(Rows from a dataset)
=======

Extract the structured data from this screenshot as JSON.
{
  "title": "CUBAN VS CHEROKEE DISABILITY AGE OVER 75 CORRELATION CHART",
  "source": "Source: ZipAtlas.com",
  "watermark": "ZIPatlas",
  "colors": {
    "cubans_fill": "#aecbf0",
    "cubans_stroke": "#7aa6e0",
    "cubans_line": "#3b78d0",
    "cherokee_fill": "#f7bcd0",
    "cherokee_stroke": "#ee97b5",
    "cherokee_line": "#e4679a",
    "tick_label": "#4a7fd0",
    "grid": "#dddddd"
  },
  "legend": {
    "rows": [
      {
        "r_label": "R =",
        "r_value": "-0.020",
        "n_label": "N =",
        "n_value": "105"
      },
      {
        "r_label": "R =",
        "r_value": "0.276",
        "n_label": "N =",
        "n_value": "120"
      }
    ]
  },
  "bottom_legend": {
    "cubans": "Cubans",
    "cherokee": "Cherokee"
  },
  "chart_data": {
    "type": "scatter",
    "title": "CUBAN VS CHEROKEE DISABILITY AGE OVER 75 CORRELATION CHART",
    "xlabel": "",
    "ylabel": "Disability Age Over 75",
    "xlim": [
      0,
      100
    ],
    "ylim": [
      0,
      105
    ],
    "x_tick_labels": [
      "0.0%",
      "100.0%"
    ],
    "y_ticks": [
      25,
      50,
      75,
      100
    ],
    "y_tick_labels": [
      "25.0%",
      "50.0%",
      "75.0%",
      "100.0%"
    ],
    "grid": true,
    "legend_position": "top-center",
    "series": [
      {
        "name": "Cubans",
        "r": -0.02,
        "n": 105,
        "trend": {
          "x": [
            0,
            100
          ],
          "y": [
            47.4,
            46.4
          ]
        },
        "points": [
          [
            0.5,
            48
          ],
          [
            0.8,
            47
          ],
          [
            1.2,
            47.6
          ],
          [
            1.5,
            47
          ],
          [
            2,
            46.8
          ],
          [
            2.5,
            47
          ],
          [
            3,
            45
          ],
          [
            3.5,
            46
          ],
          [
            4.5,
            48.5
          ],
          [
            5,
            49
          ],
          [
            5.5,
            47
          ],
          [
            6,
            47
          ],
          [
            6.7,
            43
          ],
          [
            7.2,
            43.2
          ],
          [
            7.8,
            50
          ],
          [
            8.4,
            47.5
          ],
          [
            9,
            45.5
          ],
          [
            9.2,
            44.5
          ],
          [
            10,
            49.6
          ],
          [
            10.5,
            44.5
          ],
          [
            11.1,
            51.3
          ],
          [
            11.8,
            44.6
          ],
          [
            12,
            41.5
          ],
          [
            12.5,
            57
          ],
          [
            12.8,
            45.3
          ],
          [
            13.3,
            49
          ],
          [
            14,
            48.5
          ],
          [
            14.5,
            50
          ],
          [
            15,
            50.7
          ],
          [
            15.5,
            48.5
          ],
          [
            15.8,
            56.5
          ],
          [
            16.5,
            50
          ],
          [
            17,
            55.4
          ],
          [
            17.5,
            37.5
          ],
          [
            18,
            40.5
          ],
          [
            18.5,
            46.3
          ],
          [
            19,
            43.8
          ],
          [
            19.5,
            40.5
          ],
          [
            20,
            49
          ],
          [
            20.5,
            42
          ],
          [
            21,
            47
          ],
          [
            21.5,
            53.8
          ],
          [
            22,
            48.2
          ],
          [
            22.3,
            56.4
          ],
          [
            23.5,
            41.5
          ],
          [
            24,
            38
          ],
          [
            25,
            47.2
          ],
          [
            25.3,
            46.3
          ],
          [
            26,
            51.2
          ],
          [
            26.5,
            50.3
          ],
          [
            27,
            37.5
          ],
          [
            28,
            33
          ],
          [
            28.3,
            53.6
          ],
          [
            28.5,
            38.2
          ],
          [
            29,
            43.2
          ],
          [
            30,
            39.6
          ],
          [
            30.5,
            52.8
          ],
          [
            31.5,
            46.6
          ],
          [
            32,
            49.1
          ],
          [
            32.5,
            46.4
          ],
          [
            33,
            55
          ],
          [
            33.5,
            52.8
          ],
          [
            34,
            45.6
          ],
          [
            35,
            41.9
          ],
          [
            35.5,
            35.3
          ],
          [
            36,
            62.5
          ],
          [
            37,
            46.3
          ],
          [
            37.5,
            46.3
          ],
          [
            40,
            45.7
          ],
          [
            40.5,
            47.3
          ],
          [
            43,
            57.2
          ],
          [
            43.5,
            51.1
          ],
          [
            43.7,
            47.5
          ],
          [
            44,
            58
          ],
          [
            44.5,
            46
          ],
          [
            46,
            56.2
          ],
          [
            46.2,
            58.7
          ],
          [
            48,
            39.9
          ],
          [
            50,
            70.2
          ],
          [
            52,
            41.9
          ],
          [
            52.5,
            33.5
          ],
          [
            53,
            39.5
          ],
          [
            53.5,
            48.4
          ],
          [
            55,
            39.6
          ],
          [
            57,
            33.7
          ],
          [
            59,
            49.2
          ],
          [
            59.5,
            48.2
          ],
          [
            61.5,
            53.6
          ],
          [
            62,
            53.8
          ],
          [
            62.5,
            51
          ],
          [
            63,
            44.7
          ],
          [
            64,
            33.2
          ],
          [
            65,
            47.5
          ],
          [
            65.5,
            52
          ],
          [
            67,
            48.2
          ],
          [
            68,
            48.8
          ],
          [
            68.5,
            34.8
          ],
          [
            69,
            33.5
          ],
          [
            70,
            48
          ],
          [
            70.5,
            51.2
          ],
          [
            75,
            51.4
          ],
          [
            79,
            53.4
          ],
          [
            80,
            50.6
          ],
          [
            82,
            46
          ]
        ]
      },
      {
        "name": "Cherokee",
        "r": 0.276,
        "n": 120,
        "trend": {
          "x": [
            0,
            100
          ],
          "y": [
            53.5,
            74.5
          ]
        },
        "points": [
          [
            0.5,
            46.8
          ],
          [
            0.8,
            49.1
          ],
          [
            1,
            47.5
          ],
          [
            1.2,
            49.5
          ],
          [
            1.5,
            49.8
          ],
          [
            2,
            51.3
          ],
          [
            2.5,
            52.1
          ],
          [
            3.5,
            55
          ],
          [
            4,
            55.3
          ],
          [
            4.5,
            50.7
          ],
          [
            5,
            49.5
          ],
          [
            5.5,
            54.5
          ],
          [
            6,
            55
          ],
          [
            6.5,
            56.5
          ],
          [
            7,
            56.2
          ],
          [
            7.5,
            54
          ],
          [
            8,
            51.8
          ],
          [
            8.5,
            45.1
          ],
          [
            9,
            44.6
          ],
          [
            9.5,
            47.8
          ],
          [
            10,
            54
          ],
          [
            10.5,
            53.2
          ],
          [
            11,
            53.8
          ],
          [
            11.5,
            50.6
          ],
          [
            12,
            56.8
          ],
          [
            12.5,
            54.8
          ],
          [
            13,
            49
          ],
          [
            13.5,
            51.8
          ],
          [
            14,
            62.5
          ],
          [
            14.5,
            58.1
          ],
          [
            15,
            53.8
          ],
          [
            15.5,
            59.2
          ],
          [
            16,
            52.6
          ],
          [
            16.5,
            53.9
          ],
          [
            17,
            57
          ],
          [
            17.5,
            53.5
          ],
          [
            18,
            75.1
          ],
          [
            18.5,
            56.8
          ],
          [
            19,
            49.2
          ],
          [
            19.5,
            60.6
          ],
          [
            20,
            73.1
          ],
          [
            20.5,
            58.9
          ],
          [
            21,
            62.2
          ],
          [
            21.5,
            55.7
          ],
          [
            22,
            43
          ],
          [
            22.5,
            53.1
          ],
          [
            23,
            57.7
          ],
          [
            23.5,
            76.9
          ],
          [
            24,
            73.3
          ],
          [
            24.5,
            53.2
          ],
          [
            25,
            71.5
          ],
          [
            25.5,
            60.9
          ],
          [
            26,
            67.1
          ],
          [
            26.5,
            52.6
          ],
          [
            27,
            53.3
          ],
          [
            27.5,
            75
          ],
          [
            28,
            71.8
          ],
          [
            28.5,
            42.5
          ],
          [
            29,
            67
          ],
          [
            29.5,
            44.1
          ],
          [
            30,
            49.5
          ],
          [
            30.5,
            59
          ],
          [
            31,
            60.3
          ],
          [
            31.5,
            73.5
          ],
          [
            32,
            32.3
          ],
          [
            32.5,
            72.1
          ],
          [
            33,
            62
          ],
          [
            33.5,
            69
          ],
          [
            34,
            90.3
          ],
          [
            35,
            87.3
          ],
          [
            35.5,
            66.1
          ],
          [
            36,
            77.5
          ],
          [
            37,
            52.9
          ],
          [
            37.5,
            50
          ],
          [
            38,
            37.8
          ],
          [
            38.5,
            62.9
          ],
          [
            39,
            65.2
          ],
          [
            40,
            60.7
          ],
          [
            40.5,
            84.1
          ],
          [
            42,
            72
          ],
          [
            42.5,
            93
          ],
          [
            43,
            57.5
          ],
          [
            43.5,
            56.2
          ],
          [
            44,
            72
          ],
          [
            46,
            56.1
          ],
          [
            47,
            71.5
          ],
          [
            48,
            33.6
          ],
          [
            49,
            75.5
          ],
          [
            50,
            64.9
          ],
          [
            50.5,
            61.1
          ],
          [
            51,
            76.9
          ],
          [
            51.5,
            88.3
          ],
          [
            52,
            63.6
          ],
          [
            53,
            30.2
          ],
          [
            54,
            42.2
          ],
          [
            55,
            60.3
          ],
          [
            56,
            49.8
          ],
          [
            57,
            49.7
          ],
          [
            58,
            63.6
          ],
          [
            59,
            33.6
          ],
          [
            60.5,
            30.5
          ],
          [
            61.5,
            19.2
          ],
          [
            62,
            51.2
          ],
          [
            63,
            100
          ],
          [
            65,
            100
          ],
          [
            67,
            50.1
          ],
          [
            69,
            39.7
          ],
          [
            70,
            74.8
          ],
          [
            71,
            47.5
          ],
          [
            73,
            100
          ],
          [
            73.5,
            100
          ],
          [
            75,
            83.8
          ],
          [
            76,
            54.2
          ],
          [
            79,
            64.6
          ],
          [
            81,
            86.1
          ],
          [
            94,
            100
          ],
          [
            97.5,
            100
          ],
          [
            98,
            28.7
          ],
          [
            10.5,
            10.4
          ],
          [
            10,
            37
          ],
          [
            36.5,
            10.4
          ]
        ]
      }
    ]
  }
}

=======

BRIEF
Tell how many lines hold the string "title", giving the number and nothing else.

ANSWER TO THIS TASK
2